(Rows from a dataset)
— Start —

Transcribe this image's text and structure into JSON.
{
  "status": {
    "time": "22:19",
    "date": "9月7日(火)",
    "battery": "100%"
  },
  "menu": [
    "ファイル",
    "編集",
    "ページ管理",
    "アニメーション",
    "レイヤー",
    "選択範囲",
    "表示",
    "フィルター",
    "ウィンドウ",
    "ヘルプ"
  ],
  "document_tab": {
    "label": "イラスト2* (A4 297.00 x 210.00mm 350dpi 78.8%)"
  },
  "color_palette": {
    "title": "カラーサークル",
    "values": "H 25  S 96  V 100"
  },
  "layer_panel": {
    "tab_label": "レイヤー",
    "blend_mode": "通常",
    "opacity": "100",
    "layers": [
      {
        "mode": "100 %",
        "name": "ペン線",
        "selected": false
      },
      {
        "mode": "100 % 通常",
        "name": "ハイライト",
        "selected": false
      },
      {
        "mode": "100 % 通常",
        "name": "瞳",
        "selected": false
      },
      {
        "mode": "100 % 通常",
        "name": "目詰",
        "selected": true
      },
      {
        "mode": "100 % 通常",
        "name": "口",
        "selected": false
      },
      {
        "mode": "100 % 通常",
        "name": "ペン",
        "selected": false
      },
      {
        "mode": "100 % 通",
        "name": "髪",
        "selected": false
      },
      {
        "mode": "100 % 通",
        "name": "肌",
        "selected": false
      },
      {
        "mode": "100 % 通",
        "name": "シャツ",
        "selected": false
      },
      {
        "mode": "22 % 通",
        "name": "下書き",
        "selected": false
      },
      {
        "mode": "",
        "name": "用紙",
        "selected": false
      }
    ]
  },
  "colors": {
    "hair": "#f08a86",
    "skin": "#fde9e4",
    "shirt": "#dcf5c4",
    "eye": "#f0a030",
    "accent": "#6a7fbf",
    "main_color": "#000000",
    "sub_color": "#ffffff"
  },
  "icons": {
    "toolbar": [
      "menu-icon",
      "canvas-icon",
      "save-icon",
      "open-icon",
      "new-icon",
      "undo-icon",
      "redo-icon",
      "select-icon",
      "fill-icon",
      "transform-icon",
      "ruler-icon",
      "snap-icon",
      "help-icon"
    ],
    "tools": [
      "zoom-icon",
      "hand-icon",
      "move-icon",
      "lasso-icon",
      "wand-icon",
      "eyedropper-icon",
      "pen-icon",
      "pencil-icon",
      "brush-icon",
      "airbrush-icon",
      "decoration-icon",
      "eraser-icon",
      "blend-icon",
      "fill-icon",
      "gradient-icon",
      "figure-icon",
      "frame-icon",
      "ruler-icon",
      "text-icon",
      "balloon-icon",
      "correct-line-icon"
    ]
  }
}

— End —

Goal: Would you reproduce all the entries exactly?

Correct output:
Transcribe this image's text and structure into JSON.
{
  "status": {
    "time": "22:19",
    "date": "9月7日(火)",
    "battery": "100%"
  },
  "menu": [
    "ファイル",
    "編集",
    "ページ管理",
    "アニメーション",
    "レイヤー",
    "選択範囲",
    "表示",
    "フィルター",
    "ウィンドウ",
    "ヘルプ"
  ],
  "document_tab": {
    "label": "イラスト2* (A4 297.00 x 210.00mm 350dpi 78.8%)"
  },
  "color_palette": {
    "title": "カラーサークル",
    "values": "H 25  S 96  V 100"
  },
  "layer_panel": {
    "tab_label": "レイヤー",
    "blend_mode": "通常",
    "opacity": "100",
    "layers": [
      {
        "mode": "100 %",
        "name": "ペン線",
        "selected": false
      },
      {
        "mode": "100 % 通常",
        "name": "ハイライト",
        "selected": false
      },
      {
        "mode": "100 % 通常",
        "name": "瞳",
        "selected": false
      },
      {
        "mode": "100 % 通常",
        "name": "目詰",
        "selected": true
      },
      {
        "mode": "100 % 通常",
        "name": "口",
        "selected": false
      },
      {
        "mode": "100 % 通常",
        "name": "ペン",
        "selected": false
      },
      {
        "mode": "100 % 通",
        "name": "髪",
        "selected": false
      },
      {
        "mode": "100 % 通",
        "name": "肌",
        "selected": false
      },
      {
        "mode": "100 % 通",
        "name": "シャツ",
        "selected": false
      },
      {
        "mode": "22 % 通",
        "name": "下書き",
        "selected": false
      },
      {
        "mode": "",
        "name": "用紙",
        "selected": false
      }
    ]
  },
  "colors": {
    "hair": "#f08a86",
    "skin": "#fde9e4",
    "shirt": "#dcf5c4",
    "eye": "#f0a030",
    "accent": "#6a7fbf",
    "main_color": "#000000",
    "sub_color": "#ffffff"
  },
  "icons": {
    "toolbar": [
      "menu-icon",
      "canvas-icon",
      "save-icon",
      "open-icon",
      "new-icon",
      "undo-icon",
      "redo-icon",
      "select-icon",
      "fill-icon",
      "transform-icon",
      "ruler-icon",
      "snap-icon",
      "help-icon"
    ],
    "tools": [
      "zoom-icon",
      "hand-icon",
      "move-icon",
      "lasso-icon",
      "wand-icon",
      "eyedropper-icon",
      "pen-icon",
      "pencil-icon",
      "brush-icon",
      "airbrush-icon",
      "decoration-icon",
      "eraser-icon",
      "blend-icon",
      "fill-icon",
      "gradient-icon",
      "figure-icon",
      "frame-icon",
      "ruler-icon",
      "text-icon",
      "balloon-icon",
      "correct-line-icon"
    ]
  }
}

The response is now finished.